_PROBLEM STATEMENT_. Your task is to filter the data below down to the lines holding "often".

_INPUT ROWS_.
===============
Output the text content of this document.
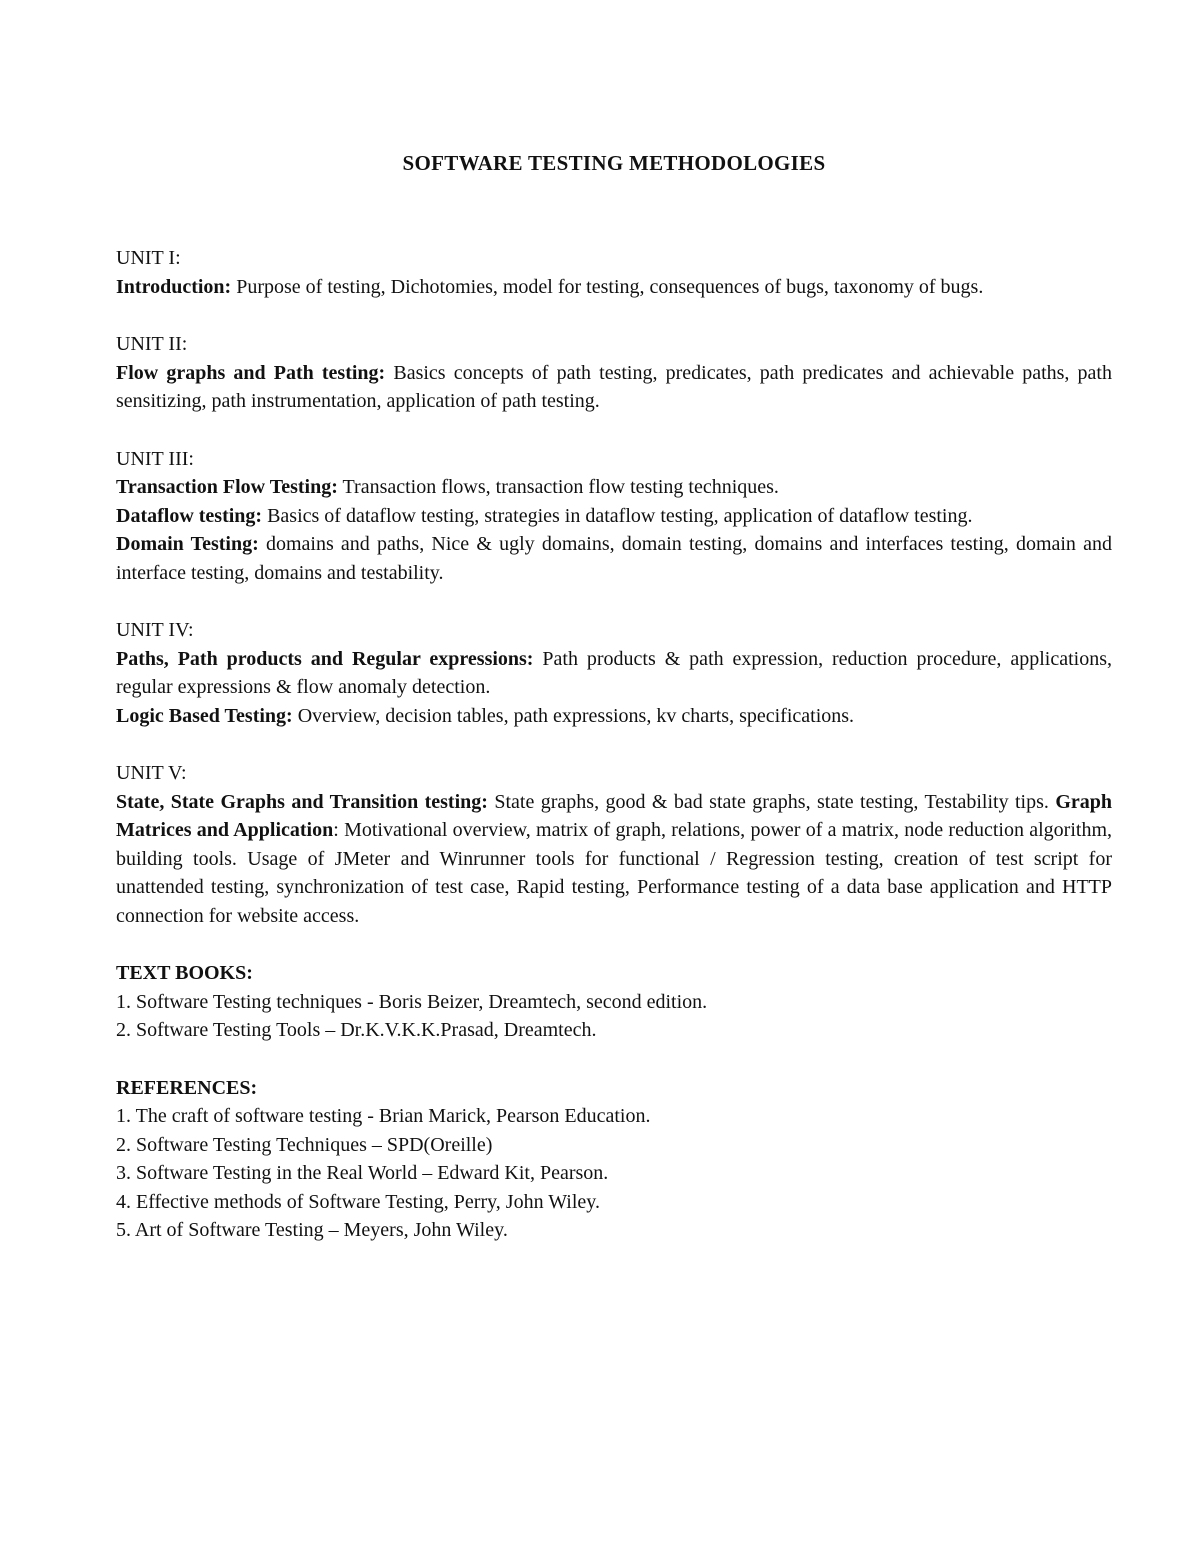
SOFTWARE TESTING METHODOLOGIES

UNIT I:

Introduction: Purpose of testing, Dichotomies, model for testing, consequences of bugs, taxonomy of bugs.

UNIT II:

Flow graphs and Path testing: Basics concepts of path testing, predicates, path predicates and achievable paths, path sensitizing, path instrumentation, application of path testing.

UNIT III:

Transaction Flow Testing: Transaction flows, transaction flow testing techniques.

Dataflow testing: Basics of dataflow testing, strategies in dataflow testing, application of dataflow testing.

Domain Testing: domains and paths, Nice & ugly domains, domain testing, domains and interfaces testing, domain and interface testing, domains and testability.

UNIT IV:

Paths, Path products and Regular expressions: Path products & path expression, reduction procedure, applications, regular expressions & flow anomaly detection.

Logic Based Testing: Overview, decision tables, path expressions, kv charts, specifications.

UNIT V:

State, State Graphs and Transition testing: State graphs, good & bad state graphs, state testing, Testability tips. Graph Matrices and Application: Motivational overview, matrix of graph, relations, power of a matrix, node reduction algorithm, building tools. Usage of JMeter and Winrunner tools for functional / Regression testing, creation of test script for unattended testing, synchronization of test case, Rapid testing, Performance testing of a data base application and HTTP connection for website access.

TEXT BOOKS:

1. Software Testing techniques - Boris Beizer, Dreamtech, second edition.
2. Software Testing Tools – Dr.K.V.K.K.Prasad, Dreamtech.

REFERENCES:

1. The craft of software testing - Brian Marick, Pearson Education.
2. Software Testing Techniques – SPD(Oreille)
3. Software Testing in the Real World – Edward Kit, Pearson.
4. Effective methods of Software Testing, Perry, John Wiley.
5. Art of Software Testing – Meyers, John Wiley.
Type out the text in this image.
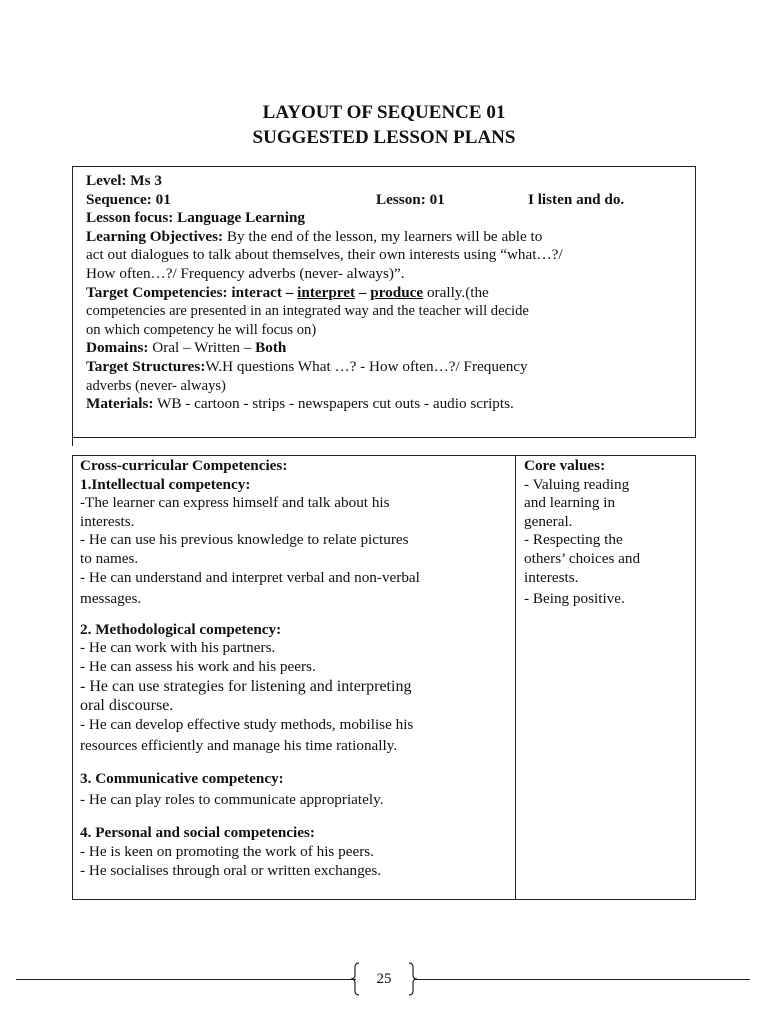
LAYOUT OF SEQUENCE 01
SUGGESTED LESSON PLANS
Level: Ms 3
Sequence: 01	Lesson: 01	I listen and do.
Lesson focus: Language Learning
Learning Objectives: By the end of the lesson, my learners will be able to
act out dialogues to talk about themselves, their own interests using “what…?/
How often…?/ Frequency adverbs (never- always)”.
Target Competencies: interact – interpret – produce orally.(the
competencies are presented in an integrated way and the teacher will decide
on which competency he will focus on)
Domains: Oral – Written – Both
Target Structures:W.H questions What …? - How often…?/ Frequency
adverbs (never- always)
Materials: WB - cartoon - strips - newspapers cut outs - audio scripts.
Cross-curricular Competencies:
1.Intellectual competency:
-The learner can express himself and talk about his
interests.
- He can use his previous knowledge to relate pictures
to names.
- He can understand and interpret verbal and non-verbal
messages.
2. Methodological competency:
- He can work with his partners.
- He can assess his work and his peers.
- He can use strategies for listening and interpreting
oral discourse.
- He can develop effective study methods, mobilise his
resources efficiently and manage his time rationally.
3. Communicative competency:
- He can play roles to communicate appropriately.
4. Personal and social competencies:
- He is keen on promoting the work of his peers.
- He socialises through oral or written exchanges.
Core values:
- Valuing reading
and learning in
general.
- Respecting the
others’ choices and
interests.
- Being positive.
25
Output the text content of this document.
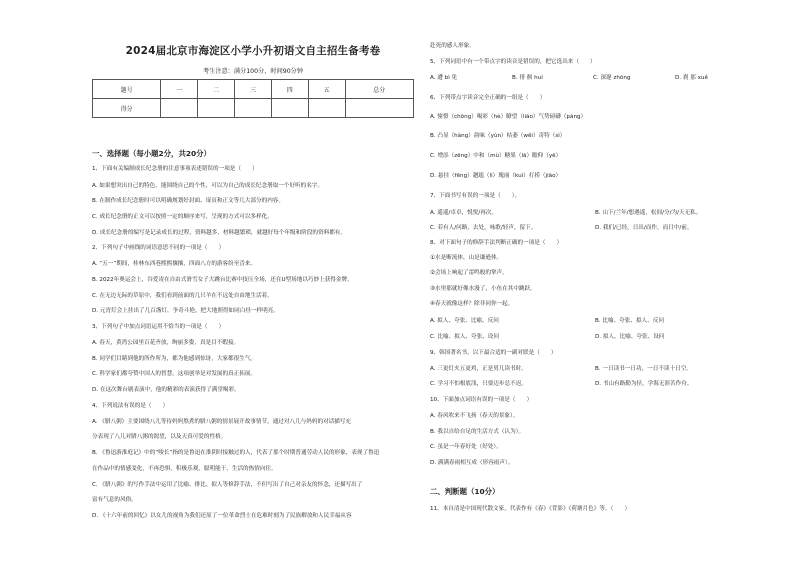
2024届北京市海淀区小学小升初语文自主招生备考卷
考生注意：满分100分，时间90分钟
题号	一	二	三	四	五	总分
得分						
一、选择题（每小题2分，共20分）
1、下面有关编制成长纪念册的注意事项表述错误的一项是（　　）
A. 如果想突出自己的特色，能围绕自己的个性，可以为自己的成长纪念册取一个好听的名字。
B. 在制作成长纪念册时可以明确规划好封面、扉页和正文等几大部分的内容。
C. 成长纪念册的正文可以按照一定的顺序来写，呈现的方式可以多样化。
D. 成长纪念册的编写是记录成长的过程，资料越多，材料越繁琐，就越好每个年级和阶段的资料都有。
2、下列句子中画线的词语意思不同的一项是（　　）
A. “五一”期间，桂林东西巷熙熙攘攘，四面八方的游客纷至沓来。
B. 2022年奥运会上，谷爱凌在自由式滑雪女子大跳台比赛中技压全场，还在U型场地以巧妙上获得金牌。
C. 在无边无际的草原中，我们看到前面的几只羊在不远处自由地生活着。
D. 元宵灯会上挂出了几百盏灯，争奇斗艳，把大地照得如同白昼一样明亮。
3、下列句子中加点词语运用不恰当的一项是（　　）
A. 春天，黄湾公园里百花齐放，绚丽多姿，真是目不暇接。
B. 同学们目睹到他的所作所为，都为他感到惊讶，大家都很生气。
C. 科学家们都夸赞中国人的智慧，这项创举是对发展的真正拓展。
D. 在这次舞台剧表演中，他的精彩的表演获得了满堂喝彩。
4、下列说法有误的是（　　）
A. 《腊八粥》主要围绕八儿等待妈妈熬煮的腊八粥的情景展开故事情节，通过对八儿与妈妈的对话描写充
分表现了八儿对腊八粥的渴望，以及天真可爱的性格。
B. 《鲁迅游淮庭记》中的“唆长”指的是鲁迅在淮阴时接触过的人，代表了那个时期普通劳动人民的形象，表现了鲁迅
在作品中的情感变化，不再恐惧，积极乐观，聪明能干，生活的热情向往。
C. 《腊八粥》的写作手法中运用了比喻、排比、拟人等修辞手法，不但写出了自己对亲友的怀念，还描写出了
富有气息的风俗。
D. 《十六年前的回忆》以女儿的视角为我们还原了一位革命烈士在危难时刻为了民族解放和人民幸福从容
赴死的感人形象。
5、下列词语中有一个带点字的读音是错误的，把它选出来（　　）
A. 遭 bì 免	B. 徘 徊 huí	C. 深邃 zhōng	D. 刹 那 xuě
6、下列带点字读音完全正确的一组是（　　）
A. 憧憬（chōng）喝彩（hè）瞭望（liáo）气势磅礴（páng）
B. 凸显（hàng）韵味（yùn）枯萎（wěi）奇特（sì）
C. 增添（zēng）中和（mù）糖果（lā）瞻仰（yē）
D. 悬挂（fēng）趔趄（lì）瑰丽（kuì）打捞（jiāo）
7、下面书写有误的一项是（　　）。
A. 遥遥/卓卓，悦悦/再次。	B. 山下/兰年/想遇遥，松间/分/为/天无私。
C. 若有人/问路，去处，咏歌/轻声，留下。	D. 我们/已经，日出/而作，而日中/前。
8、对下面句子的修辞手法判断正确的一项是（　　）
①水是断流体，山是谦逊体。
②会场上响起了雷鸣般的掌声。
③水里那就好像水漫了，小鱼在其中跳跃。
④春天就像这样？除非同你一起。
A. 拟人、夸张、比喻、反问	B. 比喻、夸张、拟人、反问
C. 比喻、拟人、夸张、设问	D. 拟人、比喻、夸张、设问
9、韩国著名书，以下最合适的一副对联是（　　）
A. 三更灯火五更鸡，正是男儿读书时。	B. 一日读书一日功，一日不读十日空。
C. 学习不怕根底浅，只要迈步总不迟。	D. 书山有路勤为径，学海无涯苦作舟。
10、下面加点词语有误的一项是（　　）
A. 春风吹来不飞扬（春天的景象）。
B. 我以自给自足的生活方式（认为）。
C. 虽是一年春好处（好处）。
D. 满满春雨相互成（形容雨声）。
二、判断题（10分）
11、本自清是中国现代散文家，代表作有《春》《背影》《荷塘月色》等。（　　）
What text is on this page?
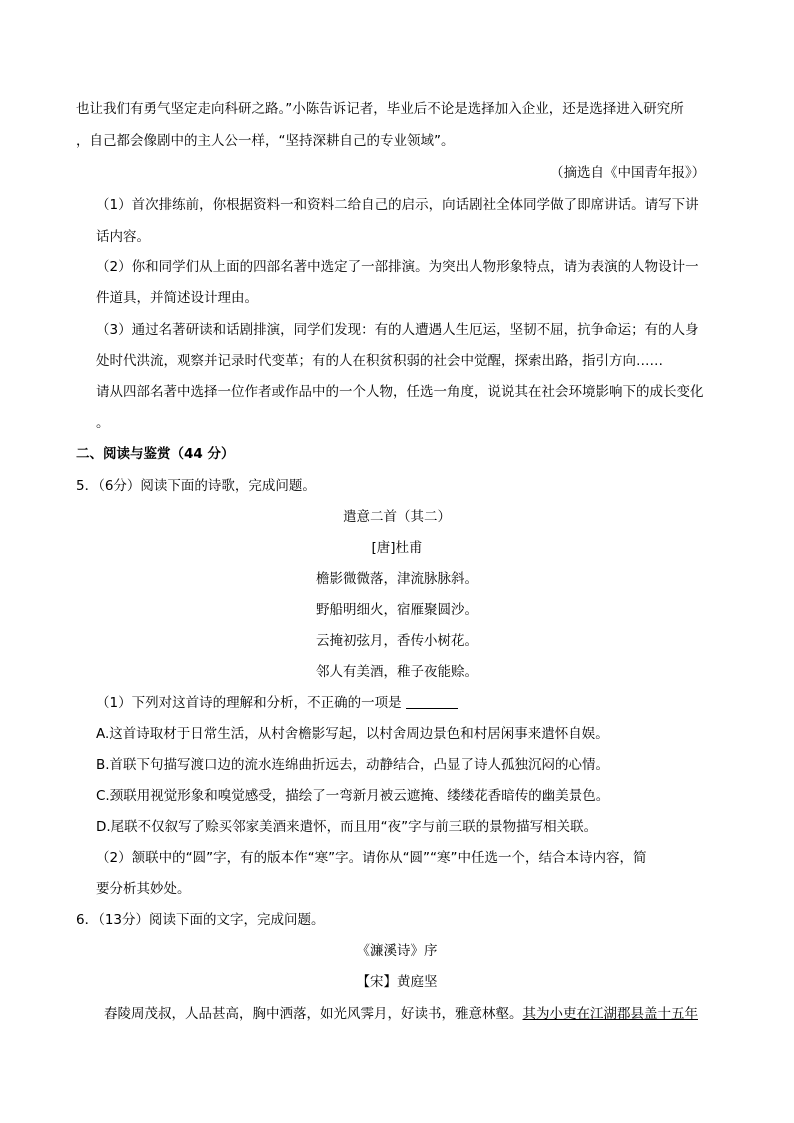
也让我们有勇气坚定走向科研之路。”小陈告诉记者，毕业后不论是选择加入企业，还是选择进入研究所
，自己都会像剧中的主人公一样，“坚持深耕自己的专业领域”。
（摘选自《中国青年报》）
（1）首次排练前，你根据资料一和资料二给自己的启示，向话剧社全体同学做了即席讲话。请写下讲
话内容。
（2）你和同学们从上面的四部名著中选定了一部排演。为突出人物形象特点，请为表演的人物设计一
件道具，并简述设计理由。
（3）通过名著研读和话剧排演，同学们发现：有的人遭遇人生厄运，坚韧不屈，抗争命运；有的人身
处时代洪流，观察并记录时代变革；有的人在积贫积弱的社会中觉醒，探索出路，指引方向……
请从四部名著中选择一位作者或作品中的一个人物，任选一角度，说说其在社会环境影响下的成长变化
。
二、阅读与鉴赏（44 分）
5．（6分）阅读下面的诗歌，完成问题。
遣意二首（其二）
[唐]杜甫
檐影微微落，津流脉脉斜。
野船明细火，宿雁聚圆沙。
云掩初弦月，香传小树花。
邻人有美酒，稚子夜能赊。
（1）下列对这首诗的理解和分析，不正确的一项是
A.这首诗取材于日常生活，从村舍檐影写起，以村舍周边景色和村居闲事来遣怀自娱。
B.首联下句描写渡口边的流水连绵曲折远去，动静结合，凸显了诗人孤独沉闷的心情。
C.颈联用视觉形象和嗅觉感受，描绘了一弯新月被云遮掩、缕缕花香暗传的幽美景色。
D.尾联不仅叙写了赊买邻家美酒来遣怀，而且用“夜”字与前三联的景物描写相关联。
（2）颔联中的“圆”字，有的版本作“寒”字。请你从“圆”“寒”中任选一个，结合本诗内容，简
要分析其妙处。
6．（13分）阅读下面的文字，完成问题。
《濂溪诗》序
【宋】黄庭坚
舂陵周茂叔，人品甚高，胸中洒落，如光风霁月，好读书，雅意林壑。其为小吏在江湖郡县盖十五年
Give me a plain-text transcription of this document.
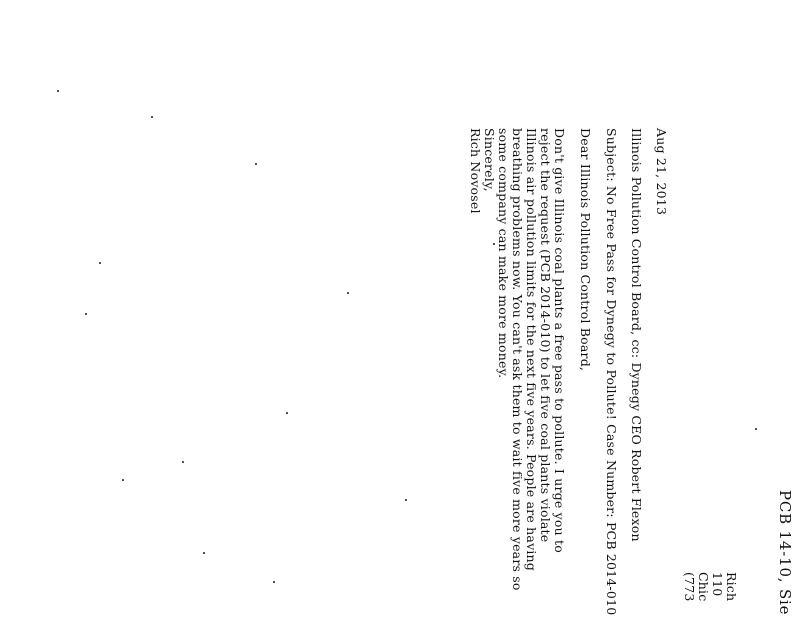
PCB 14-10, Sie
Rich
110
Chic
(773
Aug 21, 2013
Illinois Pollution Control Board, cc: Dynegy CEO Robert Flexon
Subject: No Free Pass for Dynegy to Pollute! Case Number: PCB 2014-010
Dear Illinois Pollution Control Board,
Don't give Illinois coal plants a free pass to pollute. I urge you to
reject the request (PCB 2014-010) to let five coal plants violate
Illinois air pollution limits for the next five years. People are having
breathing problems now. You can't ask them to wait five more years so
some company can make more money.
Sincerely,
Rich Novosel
===============
_RESULT FOR THIS TASK_.
How often…?/ Frequency adverbs (never- always)”.
Target Structures:W.H questions What …? - How often…?/ Frequency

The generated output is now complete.